Exercise: Print the entire listing. Each line must match the original exactly.

Records about charts and figures:
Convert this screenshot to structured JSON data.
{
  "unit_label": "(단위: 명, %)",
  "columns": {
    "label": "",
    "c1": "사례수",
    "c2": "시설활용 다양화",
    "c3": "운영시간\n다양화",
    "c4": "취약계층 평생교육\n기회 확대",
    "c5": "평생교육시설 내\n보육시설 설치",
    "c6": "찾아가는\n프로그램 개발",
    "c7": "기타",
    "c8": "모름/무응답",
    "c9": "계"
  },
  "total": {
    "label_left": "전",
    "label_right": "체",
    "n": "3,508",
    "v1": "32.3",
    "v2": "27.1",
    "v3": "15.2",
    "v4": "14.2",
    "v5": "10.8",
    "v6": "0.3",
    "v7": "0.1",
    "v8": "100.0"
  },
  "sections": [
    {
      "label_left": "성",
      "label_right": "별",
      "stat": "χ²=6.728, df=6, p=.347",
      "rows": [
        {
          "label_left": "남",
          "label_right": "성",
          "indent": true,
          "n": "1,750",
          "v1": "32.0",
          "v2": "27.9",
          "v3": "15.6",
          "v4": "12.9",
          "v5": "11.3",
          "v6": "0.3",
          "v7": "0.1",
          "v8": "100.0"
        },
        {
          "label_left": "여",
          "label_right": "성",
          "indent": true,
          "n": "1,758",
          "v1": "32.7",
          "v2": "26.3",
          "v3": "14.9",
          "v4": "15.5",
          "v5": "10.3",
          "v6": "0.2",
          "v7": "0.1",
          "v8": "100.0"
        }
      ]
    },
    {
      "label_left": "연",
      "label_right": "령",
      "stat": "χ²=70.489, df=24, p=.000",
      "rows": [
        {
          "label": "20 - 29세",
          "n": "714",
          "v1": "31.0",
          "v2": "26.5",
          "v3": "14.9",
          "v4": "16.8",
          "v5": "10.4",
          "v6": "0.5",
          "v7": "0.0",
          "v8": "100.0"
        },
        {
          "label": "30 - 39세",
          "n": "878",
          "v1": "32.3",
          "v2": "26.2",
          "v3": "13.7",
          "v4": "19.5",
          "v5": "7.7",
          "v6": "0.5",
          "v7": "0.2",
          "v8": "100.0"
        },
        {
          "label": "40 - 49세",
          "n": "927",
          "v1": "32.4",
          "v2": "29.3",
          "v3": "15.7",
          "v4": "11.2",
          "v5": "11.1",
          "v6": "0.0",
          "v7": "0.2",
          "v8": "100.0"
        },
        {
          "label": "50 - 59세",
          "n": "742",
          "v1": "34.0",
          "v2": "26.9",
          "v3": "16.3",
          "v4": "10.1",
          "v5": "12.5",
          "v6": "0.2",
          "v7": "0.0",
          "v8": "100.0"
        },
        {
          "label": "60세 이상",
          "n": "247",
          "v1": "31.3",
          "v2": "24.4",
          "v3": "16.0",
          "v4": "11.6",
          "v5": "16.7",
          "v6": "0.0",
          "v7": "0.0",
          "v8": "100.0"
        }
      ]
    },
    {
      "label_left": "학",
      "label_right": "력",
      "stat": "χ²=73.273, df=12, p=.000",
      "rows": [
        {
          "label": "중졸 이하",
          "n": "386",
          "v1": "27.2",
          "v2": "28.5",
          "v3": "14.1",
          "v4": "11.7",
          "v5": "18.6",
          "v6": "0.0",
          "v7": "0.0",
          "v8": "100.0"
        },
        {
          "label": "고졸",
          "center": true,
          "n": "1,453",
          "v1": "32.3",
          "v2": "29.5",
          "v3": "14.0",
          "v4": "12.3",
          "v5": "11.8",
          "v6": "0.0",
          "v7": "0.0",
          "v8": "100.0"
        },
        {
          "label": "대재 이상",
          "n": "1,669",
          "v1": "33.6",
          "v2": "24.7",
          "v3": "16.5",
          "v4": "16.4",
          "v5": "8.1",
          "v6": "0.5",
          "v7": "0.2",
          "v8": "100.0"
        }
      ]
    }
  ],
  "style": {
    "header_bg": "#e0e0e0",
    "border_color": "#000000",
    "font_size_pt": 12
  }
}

Correct response:
Convert this screenshot to structured JSON data.
{
  "unit_label": "(단위: 명, %)",
  "columns": {
    "label": "",
    "c1": "사례수",
    "c2": "시설활용 다양화",
    "c3": "운영시간\n다양화",
    "c4": "취약계층 평생교육\n기회 확대",
    "c5": "평생교육시설 내\n보육시설 설치",
    "c6": "찾아가는\n프로그램 개발",
    "c7": "기타",
    "c8": "모름/무응답",
    "c9": "계"
  },
  "total": {
    "label_left": "전",
    "label_right": "체",
    "n": "3,508",
    "v1": "32.3",
    "v2": "27.1",
    "v3": "15.2",
    "v4": "14.2",
    "v5": "10.8",
    "v6": "0.3",
    "v7": "0.1",
    "v8": "100.0"
  },
  "sections": [
    {
      "label_left": "성",
      "label_right": "별",
      "stat": "χ²=6.728, df=6, p=.347",
      "rows": [
        {
          "label_left": "남",
          "label_right": "성",
          "indent": true,
          "n": "1,750",
          "v1": "32.0",
          "v2": "27.9",
          "v3": "15.6",
          "v4": "12.9",
          "v5": "11.3",
          "v6": "0.3",
          "v7": "0.1",
          "v8": "100.0"
        },
        {
          "label_left": "여",
          "label_right": "성",
          "indent": true,
          "n": "1,758",
          "v1": "32.7",
          "v2": "26.3",
          "v3": "14.9",
          "v4": "15.5",
          "v5": "10.3",
          "v6": "0.2",
          "v7": "0.1",
          "v8": "100.0"
        }
      ]
    },
    {
      "label_left": "연",
      "label_right": "령",
      "stat": "χ²=70.489, df=24, p=.000",
      "rows": [
        {
          "label": "20 - 29세",
          "n": "714",
          "v1": "31.0",
          "v2": "26.5",
          "v3": "14.9",
          "v4": "16.8",
          "v5": "10.4",
          "v6": "0.5",
          "v7": "0.0",
          "v8": "100.0"
        },
        {
          "label": "30 - 39세",
          "n": "878",
          "v1": "32.3",
          "v2": "26.2",
          "v3": "13.7",
          "v4": "19.5",
          "v5": "7.7",
          "v6": "0.5",
          "v7": "0.2",
          "v8": "100.0"
        },
        {
          "label": "40 - 49세",
          "n": "927",
          "v1": "32.4",
          "v2": "29.3",
          "v3": "15.7",
          "v4": "11.2",
          "v5": "11.1",
          "v6": "0.0",
          "v7": "0.2",
          "v8": "100.0"
        },
        {
          "label": "50 - 59세",
          "n": "742",
          "v1": "34.0",
          "v2": "26.9",
          "v3": "16.3",
          "v4": "10.1",
          "v5": "12.5",
          "v6": "0.2",
          "v7": "0.0",
          "v8": "100.0"
        },
        {
          "label": "60세 이상",
          "n": "247",
          "v1": "31.3",
          "v2": "24.4",
          "v3": "16.0",
          "v4": "11.6",
          "v5": "16.7",
          "v6": "0.0",
          "v7": "0.0",
          "v8": "100.0"
        }
      ]
    },
    {
      "label_left": "학",
      "label_right": "력",
      "stat": "χ²=73.273, df=12, p=.000",
      "rows": [
        {
          "label": "중졸 이하",
          "n": "386",
          "v1": "27.2",
          "v2": "28.5",
          "v3": "14.1",
          "v4": "11.7",
          "v5": "18.6",
          "v6": "0.0",
          "v7": "0.0",
          "v8": "100.0"
        },
        {
          "label": "고졸",
          "center": true,
          "n": "1,453",
          "v1": "32.3",
          "v2": "29.5",
          "v3": "14.0",
          "v4": "12.3",
          "v5": "11.8",
          "v6": "0.0",
          "v7": "0.0",
          "v8": "100.0"
        },
        {
          "label": "대재 이상",
          "n": "1,669",
          "v1": "33.6",
          "v2": "24.7",
          "v3": "16.5",
          "v4": "16.4",
          "v5": "8.1",
          "v6": "0.5",
          "v7": "0.2",
          "v8": "100.0"
        }
      ]
    }
  ],
  "style": {
    "header_bg": "#e0e0e0",
    "border_color": "#000000",
    "font_size_pt": 12
  }
}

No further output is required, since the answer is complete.